(Excerpts from a figure dataset)

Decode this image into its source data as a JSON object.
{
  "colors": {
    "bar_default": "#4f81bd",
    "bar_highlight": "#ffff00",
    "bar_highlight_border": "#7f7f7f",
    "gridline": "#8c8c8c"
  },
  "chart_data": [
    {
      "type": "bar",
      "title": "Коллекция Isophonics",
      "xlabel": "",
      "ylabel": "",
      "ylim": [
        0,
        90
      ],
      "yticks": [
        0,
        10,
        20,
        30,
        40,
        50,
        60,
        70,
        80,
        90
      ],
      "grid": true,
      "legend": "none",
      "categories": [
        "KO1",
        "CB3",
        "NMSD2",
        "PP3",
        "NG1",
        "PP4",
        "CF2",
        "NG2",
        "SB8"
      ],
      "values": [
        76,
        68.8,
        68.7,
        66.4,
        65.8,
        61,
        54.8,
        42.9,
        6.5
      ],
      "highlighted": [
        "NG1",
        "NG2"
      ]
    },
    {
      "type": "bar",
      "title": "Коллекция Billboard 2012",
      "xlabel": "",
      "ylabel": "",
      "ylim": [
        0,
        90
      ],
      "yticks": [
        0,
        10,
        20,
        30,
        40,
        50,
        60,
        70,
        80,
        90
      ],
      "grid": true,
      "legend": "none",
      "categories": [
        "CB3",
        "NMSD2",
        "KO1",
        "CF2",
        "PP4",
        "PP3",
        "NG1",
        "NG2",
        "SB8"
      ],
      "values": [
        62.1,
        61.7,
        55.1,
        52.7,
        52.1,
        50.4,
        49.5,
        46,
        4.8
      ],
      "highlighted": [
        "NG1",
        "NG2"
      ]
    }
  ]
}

## Exercise objective
Print the whole listing exactly as it is.

## Answer to the exercise
Decode this image into its source data as a JSON object.
{
  "colors": {
    "bar_default": "#4f81bd",
    "bar_highlight": "#ffff00",
    "bar_highlight_border": "#7f7f7f",
    "gridline": "#8c8c8c"
  },
  "chart_data": [
    {
      "type": "bar",
      "title": "Коллекция Isophonics",
      "xlabel": "",
      "ylabel": "",
      "ylim": [
        0,
        90
      ],
      "yticks": [
        0,
        10,
        20,
        30,
        40,
        50,
        60,
        70,
        80,
        90
      ],
      "grid": true,
      "legend": "none",
      "categories": [
        "KO1",
        "CB3",
        "NMSD2",
        "PP3",
        "NG1",
        "PP4",
        "CF2",
        "NG2",
        "SB8"
      ],
      "values": [
        76,
        68.8,
        68.7,
        66.4,
        65.8,
        61,
        54.8,
        42.9,
        6.5
      ],
      "highlighted": [
        "NG1",
        "NG2"
      ]
    },
    {
      "type": "bar",
      "title": "Коллекция Billboard 2012",
      "xlabel": "",
      "ylabel": "",
      "ylim": [
        0,
        90
      ],
      "yticks": [
        0,
        10,
        20,
        30,
        40,
        50,
        60,
        70,
        80,
        90
      ],
      "grid": true,
      "legend": "none",
      "categories": [
        "CB3",
        "NMSD2",
        "KO1",
        "CF2",
        "PP4",
        "PP3",
        "NG1",
        "NG2",
        "SB8"
      ],
      "values": [
        62.1,
        61.7,
        55.1,
        52.7,
        52.1,
        50.4,
        49.5,
        46,
        4.8
      ],
      "highlighted": [
        "NG1",
        "NG2"
      ]
    }
  ]
}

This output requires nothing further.